Task data:
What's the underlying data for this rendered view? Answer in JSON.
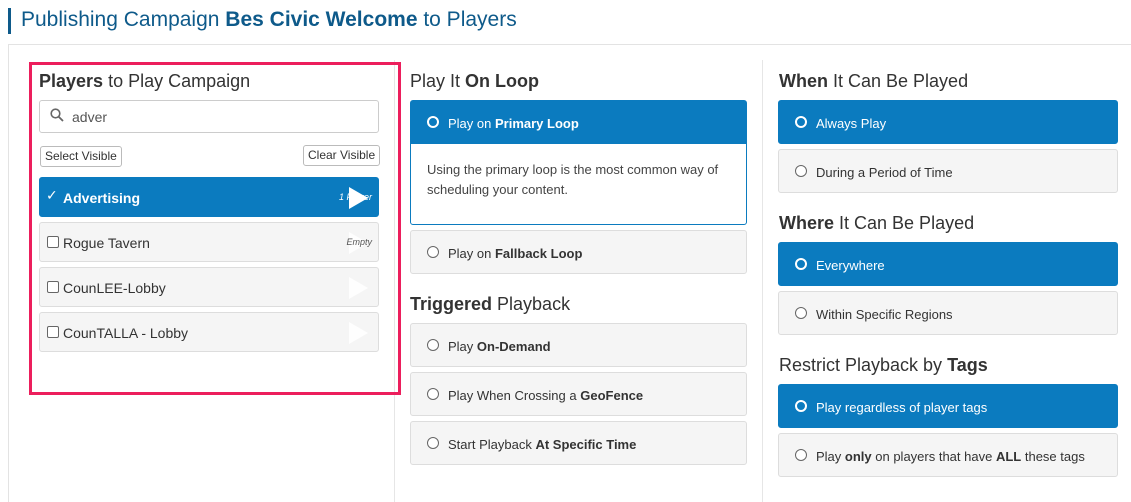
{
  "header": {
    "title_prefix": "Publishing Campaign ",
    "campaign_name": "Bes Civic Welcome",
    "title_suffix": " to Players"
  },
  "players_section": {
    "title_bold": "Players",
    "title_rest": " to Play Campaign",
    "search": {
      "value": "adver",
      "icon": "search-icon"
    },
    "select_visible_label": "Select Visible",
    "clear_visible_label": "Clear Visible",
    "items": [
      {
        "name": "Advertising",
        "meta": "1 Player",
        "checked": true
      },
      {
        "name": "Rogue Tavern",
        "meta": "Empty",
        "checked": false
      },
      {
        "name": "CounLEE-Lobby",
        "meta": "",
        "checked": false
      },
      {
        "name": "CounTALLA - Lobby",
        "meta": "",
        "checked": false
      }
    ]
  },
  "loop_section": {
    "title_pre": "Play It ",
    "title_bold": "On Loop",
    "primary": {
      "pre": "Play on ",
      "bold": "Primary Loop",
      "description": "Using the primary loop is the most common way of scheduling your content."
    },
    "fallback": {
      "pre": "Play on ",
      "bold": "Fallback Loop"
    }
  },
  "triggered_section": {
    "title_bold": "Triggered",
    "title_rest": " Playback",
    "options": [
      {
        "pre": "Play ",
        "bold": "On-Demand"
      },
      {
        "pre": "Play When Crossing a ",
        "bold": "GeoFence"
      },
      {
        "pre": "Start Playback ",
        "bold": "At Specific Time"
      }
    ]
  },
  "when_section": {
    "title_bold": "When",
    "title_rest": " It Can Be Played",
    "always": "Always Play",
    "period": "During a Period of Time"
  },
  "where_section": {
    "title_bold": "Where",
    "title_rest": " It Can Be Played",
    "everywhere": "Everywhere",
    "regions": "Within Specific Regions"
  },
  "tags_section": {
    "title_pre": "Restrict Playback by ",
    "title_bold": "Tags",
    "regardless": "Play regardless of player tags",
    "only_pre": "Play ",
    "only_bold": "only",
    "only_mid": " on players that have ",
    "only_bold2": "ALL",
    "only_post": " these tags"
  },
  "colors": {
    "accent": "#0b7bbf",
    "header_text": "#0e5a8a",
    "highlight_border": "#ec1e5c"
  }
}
...
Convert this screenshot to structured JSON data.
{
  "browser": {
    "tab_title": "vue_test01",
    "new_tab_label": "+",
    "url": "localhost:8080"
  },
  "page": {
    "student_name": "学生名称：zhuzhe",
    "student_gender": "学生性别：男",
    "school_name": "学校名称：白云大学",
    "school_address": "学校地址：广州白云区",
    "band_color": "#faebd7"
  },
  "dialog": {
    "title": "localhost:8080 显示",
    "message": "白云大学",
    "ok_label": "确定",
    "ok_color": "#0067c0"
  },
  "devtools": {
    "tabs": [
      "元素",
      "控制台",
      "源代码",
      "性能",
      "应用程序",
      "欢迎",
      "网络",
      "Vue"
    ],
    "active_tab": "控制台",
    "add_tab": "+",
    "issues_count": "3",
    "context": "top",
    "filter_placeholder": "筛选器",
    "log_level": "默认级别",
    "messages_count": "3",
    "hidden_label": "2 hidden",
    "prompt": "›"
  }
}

Exercise brief: Select, from the listing, all lines that include the word "Visible".

Complete answer:
    "select_visible_label": "Select Visible",
    "clear_visible_label": "Clear Visible",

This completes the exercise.